───── SOURCE DATA

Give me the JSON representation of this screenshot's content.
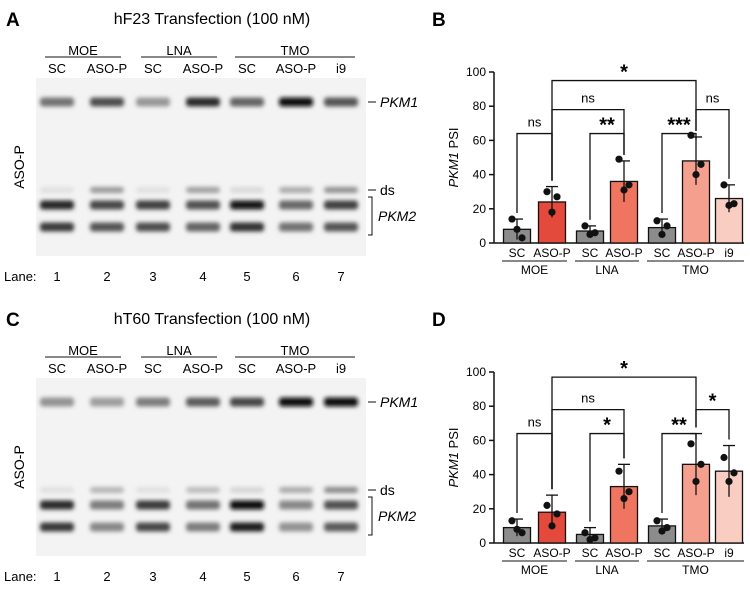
{
  "panels": [
    {
      "letter": "A",
      "title": "hF23 Transfection (100 nM)",
      "groups": [
        {
          "label": "MOE",
          "lanes": [
            "SC",
            "ASO-P"
          ]
        },
        {
          "label": "LNA",
          "lanes": [
            "SC",
            "ASO-P"
          ]
        },
        {
          "label": "TMO",
          "lanes": [
            "SC",
            "ASO-P",
            "i9"
          ]
        }
      ],
      "side_label": "ASO-P",
      "band_labels": {
        "pkm1": "PKM1",
        "ds": "ds",
        "pkm2": "PKM2"
      },
      "lane_prefix": "Lane:",
      "lane_numbers": [
        "1",
        "2",
        "3",
        "4",
        "5",
        "6",
        "7"
      ],
      "band_intensity": {
        "pkm1": [
          0.55,
          0.72,
          0.38,
          0.88,
          0.62,
          1.0,
          0.68
        ],
        "ds": [
          0.05,
          0.38,
          0.05,
          0.35,
          0.08,
          0.3,
          0.42
        ],
        "pkm2a": [
          0.9,
          0.75,
          0.78,
          0.7,
          0.98,
          0.6,
          0.78
        ],
        "pkm2b": [
          0.8,
          0.68,
          0.72,
          0.62,
          0.85,
          0.55,
          0.68
        ]
      }
    },
    {
      "letter": "C",
      "title": "hT60 Transfection (100 nM)",
      "groups": [
        {
          "label": "MOE",
          "lanes": [
            "SC",
            "ASO-P"
          ]
        },
        {
          "label": "LNA",
          "lanes": [
            "SC",
            "ASO-P"
          ]
        },
        {
          "label": "TMO",
          "lanes": [
            "SC",
            "ASO-P",
            "i9"
          ]
        }
      ],
      "side_label": "ASO-P",
      "band_labels": {
        "pkm1": "PKM1",
        "ds": "ds",
        "pkm2": "PKM2"
      },
      "lane_prefix": "Lane:",
      "lane_numbers": [
        "1",
        "2",
        "3",
        "4",
        "5",
        "6",
        "7"
      ],
      "band_intensity": {
        "pkm1": [
          0.4,
          0.35,
          0.5,
          0.65,
          0.75,
          1.0,
          1.0
        ],
        "ds": [
          0.05,
          0.25,
          0.05,
          0.22,
          0.1,
          0.3,
          0.45
        ],
        "pkm2a": [
          0.88,
          0.5,
          0.8,
          0.55,
          1.0,
          0.45,
          0.7
        ],
        "pkm2b": [
          0.82,
          0.45,
          0.75,
          0.5,
          0.95,
          0.4,
          0.65
        ]
      }
    }
  ],
  "chart_data": [
    {
      "letter": "B",
      "type": "bar",
      "ylabel_italic": "PKM1",
      "ylabel_rest": " PSI",
      "ylim": [
        0,
        100
      ],
      "yticks": [
        0,
        20,
        40,
        60,
        80,
        100
      ],
      "categories": [
        "SC",
        "ASO-P",
        "SC",
        "ASO-P",
        "SC",
        "ASO-P",
        "i9"
      ],
      "groups": [
        {
          "label": "MOE",
          "indices": [
            0,
            1
          ]
        },
        {
          "label": "LNA",
          "indices": [
            2,
            3
          ]
        },
        {
          "label": "TMO",
          "indices": [
            4,
            5,
            6
          ]
        }
      ],
      "values": [
        8,
        24,
        7,
        36,
        9,
        48,
        26
      ],
      "errors": [
        6,
        9,
        3,
        12,
        5,
        14,
        8
      ],
      "points": [
        [
          14,
          3,
          8
        ],
        [
          30,
          27,
          18
        ],
        [
          10,
          6,
          5
        ],
        [
          49,
          34,
          31
        ],
        [
          13,
          10,
          5
        ],
        [
          63,
          46,
          40
        ],
        [
          34,
          23,
          22
        ]
      ],
      "colors": [
        "#8c8c8c",
        "#e34a3b",
        "#8c8c8c",
        "#f07560",
        "#8c8c8c",
        "#f5a08e",
        "#f9cdc1"
      ],
      "comparisons": [
        {
          "from": 1,
          "to": 5,
          "y": 95,
          "label": "*"
        },
        {
          "from": 1,
          "to": 3,
          "y": 78,
          "label": "ns"
        },
        {
          "from": 5,
          "to": 6,
          "y": 78,
          "label": "ns"
        },
        {
          "from": 0,
          "to": 1,
          "y": 64,
          "label": "ns"
        },
        {
          "from": 2,
          "to": 3,
          "y": 64,
          "label": "**"
        },
        {
          "from": 4,
          "to": 5,
          "y": 64,
          "label": "***"
        }
      ]
    },
    {
      "letter": "D",
      "type": "bar",
      "ylabel_italic": "PKM1",
      "ylabel_rest": " PSI",
      "ylim": [
        0,
        100
      ],
      "yticks": [
        0,
        20,
        40,
        60,
        80,
        100
      ],
      "categories": [
        "SC",
        "ASO-P",
        "SC",
        "ASO-P",
        "SC",
        "ASO-P",
        "i9"
      ],
      "groups": [
        {
          "label": "MOE",
          "indices": [
            0,
            1
          ]
        },
        {
          "label": "LNA",
          "indices": [
            2,
            3
          ]
        },
        {
          "label": "TMO",
          "indices": [
            4,
            5,
            6
          ]
        }
      ],
      "values": [
        9,
        18,
        5,
        33,
        10,
        46,
        42
      ],
      "errors": [
        5,
        10,
        4,
        13,
        4,
        18,
        15
      ],
      "points": [
        [
          13,
          6,
          8
        ],
        [
          22,
          17,
          10
        ],
        [
          6,
          3,
          2
        ],
        [
          42,
          30,
          26
        ],
        [
          13,
          9,
          7
        ],
        [
          58,
          46,
          36
        ],
        [
          50,
          41,
          36
        ]
      ],
      "colors": [
        "#8c8c8c",
        "#e34a3b",
        "#8c8c8c",
        "#f07560",
        "#8c8c8c",
        "#f5a08e",
        "#f9cdc1"
      ],
      "comparisons": [
        {
          "from": 1,
          "to": 5,
          "y": 97,
          "label": "*"
        },
        {
          "from": 1,
          "to": 3,
          "y": 78,
          "label": "ns"
        },
        {
          "from": 5,
          "to": 6,
          "y": 78,
          "label": "*"
        },
        {
          "from": 0,
          "to": 1,
          "y": 64,
          "label": "ns"
        },
        {
          "from": 2,
          "to": 3,
          "y": 64,
          "label": "*"
        },
        {
          "from": 4,
          "to": 5,
          "y": 64,
          "label": "**"
        }
      ]
    }
  ]
}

──────────

### TASK OBJECTIVE
Return all of the data exactly as written, and drop the pictures.

### OUTPUT FOR THIS TASK
Give me the JSON representation of this screenshot's content.
{
  "panels": [
    {
      "letter": "A",
      "title": "hF23 Transfection (100 nM)",
      "groups": [
        {
          "label": "MOE",
          "lanes": [
            "SC",
            "ASO-P"
          ]
        },
        {
          "label": "LNA",
          "lanes": [
            "SC",
            "ASO-P"
          ]
        },
        {
          "label": "TMO",
          "lanes": [
            "SC",
            "ASO-P",
            "i9"
          ]
        }
      ],
      "side_label": "ASO-P",
      "band_labels": {
        "pkm1": "PKM1",
        "ds": "ds",
        "pkm2": "PKM2"
      },
      "lane_prefix": "Lane:",
      "lane_numbers": [
        "1",
        "2",
        "3",
        "4",
        "5",
        "6",
        "7"
      ],
      "band_intensity": {
        "pkm1": [
          0.55,
          0.72,
          0.38,
          0.88,
          0.62,
          1.0,
          0.68
        ],
        "ds": [
          0.05,
          0.38,
          0.05,
          0.35,
          0.08,
          0.3,
          0.42
        ],
        "pkm2a": [
          0.9,
          0.75,
          0.78,
          0.7,
          0.98,
          0.6,
          0.78
        ],
        "pkm2b": [
          0.8,
          0.68,
          0.72,
          0.62,
          0.85,
          0.55,
          0.68
        ]
      }
    },
    {
      "letter": "C",
      "title": "hT60 Transfection (100 nM)",
      "groups": [
        {
          "label": "MOE",
          "lanes": [
            "SC",
            "ASO-P"
          ]
        },
        {
          "label": "LNA",
          "lanes": [
            "SC",
            "ASO-P"
          ]
        },
        {
          "label": "TMO",
          "lanes": [
            "SC",
            "ASO-P",
            "i9"
          ]
        }
      ],
      "side_label": "ASO-P",
      "band_labels": {
        "pkm1": "PKM1",
        "ds": "ds",
        "pkm2": "PKM2"
      },
      "lane_prefix": "Lane:",
      "lane_numbers": [
        "1",
        "2",
        "3",
        "4",
        "5",
        "6",
        "7"
      ],
      "band_intensity": {
        "pkm1": [
          0.4,
          0.35,
          0.5,
          0.65,
          0.75,
          1.0,
          1.0
        ],
        "ds": [
          0.05,
          0.25,
          0.05,
          0.22,
          0.1,
          0.3,
          0.45
        ],
        "pkm2a": [
          0.88,
          0.5,
          0.8,
          0.55,
          1.0,
          0.45,
          0.7
        ],
        "pkm2b": [
          0.82,
          0.45,
          0.75,
          0.5,
          0.95,
          0.4,
          0.65
        ]
      }
    }
  ],
  "chart_data": [
    {
      "letter": "B",
      "type": "bar",
      "ylabel_italic": "PKM1",
      "ylabel_rest": " PSI",
      "ylim": [
        0,
        100
      ],
      "yticks": [
        0,
        20,
        40,
        60,
        80,
        100
      ],
      "categories": [
        "SC",
        "ASO-P",
        "SC",
        "ASO-P",
        "SC",
        "ASO-P",
        "i9"
      ],
      "groups": [
        {
          "label": "MOE",
          "indices": [
            0,
            1
          ]
        },
        {
          "label": "LNA",
          "indices": [
            2,
            3
          ]
        },
        {
          "label": "TMO",
          "indices": [
            4,
            5,
            6
          ]
        }
      ],
      "values": [
        8,
        24,
        7,
        36,
        9,
        48,
        26
      ],
      "errors": [
        6,
        9,
        3,
        12,
        5,
        14,
        8
      ],
      "points": [
        [
          14,
          3,
          8
        ],
        [
          30,
          27,
          18
        ],
        [
          10,
          6,
          5
        ],
        [
          49,
          34,
          31
        ],
        [
          13,
          10,
          5
        ],
        [
          63,
          46,
          40
        ],
        [
          34,
          23,
          22
        ]
      ],
      "colors": [
        "#8c8c8c",
        "#e34a3b",
        "#8c8c8c",
        "#f07560",
        "#8c8c8c",
        "#f5a08e",
        "#f9cdc1"
      ],
      "comparisons": [
        {
          "from": 1,
          "to": 5,
          "y": 95,
          "label": "*"
        },
        {
          "from": 1,
          "to": 3,
          "y": 78,
          "label": "ns"
        },
        {
          "from": 5,
          "to": 6,
          "y": 78,
          "label": "ns"
        },
        {
          "from": 0,
          "to": 1,
          "y": 64,
          "label": "ns"
        },
        {
          "from": 2,
          "to": 3,
          "y": 64,
          "label": "**"
        },
        {
          "from": 4,
          "to": 5,
          "y": 64,
          "label": "***"
        }
      ]
    },
    {
      "letter": "D",
      "type": "bar",
      "ylabel_italic": "PKM1",
      "ylabel_rest": " PSI",
      "ylim": [
        0,
        100
      ],
      "yticks": [
        0,
        20,
        40,
        60,
        80,
        100
      ],
      "categories": [
        "SC",
        "ASO-P",
        "SC",
        "ASO-P",
        "SC",
        "ASO-P",
        "i9"
      ],
      "groups": [
        {
          "label": "MOE",
          "indices": [
            0,
            1
          ]
        },
        {
          "label": "LNA",
          "indices": [
            2,
            3
          ]
        },
        {
          "label": "TMO",
          "indices": [
            4,
            5,
            6
          ]
        }
      ],
      "values": [
        9,
        18,
        5,
        33,
        10,
        46,
        42
      ],
      "errors": [
        5,
        10,
        4,
        13,
        4,
        18,
        15
      ],
      "points": [
        [
          13,
          6,
          8
        ],
        [
          22,
          17,
          10
        ],
        [
          6,
          3,
          2
        ],
        [
          42,
          30,
          26
        ],
        [
          13,
          9,
          7
        ],
        [
          58,
          46,
          36
        ],
        [
          50,
          41,
          36
        ]
      ],
      "colors": [
        "#8c8c8c",
        "#e34a3b",
        "#8c8c8c",
        "#f07560",
        "#8c8c8c",
        "#f5a08e",
        "#f9cdc1"
      ],
      "comparisons": [
        {
          "from": 1,
          "to": 5,
          "y": 97,
          "label": "*"
        },
        {
          "from": 1,
          "to": 3,
          "y": 78,
          "label": "ns"
        },
        {
          "from": 5,
          "to": 6,
          "y": 78,
          "label": "*"
        },
        {
          "from": 0,
          "to": 1,
          "y": 64,
          "label": "ns"
        },
        {
          "from": 2,
          "to": 3,
          "y": 64,
          "label": "*"
        },
        {
          "from": 4,
          "to": 5,
          "y": 64,
          "label": "**"
        }
      ]
    }
  ]
}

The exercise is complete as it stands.